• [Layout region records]
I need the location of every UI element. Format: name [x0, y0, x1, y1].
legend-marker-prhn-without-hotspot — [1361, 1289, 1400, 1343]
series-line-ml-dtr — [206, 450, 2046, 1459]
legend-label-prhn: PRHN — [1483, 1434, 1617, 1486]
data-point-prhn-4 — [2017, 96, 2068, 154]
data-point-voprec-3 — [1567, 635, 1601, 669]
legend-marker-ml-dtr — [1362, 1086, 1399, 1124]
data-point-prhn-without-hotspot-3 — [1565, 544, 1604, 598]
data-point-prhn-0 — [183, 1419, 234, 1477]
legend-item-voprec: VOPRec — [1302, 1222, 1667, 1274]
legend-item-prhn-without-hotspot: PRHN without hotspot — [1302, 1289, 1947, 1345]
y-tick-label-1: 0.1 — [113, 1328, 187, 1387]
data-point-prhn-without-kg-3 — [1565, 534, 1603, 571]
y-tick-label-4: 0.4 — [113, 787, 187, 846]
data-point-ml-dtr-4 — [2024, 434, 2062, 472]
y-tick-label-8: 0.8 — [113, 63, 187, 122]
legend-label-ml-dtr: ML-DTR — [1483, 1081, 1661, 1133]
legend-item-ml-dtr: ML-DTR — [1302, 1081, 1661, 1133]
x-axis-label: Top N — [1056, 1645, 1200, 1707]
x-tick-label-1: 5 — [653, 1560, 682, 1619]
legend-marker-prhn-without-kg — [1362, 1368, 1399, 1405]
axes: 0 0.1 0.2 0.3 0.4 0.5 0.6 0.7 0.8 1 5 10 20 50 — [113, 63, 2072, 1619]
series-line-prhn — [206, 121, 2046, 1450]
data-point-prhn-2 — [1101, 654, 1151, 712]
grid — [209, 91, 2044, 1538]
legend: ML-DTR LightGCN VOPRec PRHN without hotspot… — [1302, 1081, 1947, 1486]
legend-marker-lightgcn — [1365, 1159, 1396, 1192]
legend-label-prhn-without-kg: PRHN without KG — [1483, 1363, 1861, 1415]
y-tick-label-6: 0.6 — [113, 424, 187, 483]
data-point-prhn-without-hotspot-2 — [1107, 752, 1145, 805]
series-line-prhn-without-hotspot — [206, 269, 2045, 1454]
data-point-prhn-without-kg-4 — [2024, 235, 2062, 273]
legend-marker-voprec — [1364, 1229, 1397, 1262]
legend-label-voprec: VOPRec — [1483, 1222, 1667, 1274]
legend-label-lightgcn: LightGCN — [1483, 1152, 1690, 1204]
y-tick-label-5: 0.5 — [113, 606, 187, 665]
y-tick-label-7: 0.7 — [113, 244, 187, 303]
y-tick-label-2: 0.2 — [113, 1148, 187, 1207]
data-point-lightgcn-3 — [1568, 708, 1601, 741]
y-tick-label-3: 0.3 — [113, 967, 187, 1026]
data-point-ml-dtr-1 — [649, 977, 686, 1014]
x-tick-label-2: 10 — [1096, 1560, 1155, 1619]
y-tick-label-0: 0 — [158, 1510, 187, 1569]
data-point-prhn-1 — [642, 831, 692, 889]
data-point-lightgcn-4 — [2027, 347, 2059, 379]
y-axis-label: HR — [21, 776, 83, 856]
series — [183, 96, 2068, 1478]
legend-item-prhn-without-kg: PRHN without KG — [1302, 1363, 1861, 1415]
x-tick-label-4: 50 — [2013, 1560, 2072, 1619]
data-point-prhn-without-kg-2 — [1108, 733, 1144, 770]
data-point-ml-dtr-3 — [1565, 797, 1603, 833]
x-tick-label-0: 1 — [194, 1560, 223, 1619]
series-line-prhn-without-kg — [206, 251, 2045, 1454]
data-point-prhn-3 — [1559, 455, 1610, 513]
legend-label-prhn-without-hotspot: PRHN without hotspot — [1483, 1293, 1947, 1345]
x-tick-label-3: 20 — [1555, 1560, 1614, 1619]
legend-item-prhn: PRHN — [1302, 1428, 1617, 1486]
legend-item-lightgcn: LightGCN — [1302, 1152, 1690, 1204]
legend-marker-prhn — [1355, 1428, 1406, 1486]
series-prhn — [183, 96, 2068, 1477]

• [Task directions] Can you output the records from the first line through the line containing "data-point-prhn-4 — [2017, 96, 2068, 154]" as a numbered list, leaving out any blank lines?

• [Task result]
1. I need the location of every UI element. Format: name [x0, y0, x1, y1].
2. legend-marker-prhn-without-hotspot — [1361, 1289, 1400, 1343]
3. series-line-ml-dtr — [206, 450, 2046, 1459]
4. legend-label-prhn: PRHN — [1483, 1434, 1617, 1486]
5. data-point-prhn-4 — [2017, 96, 2068, 154]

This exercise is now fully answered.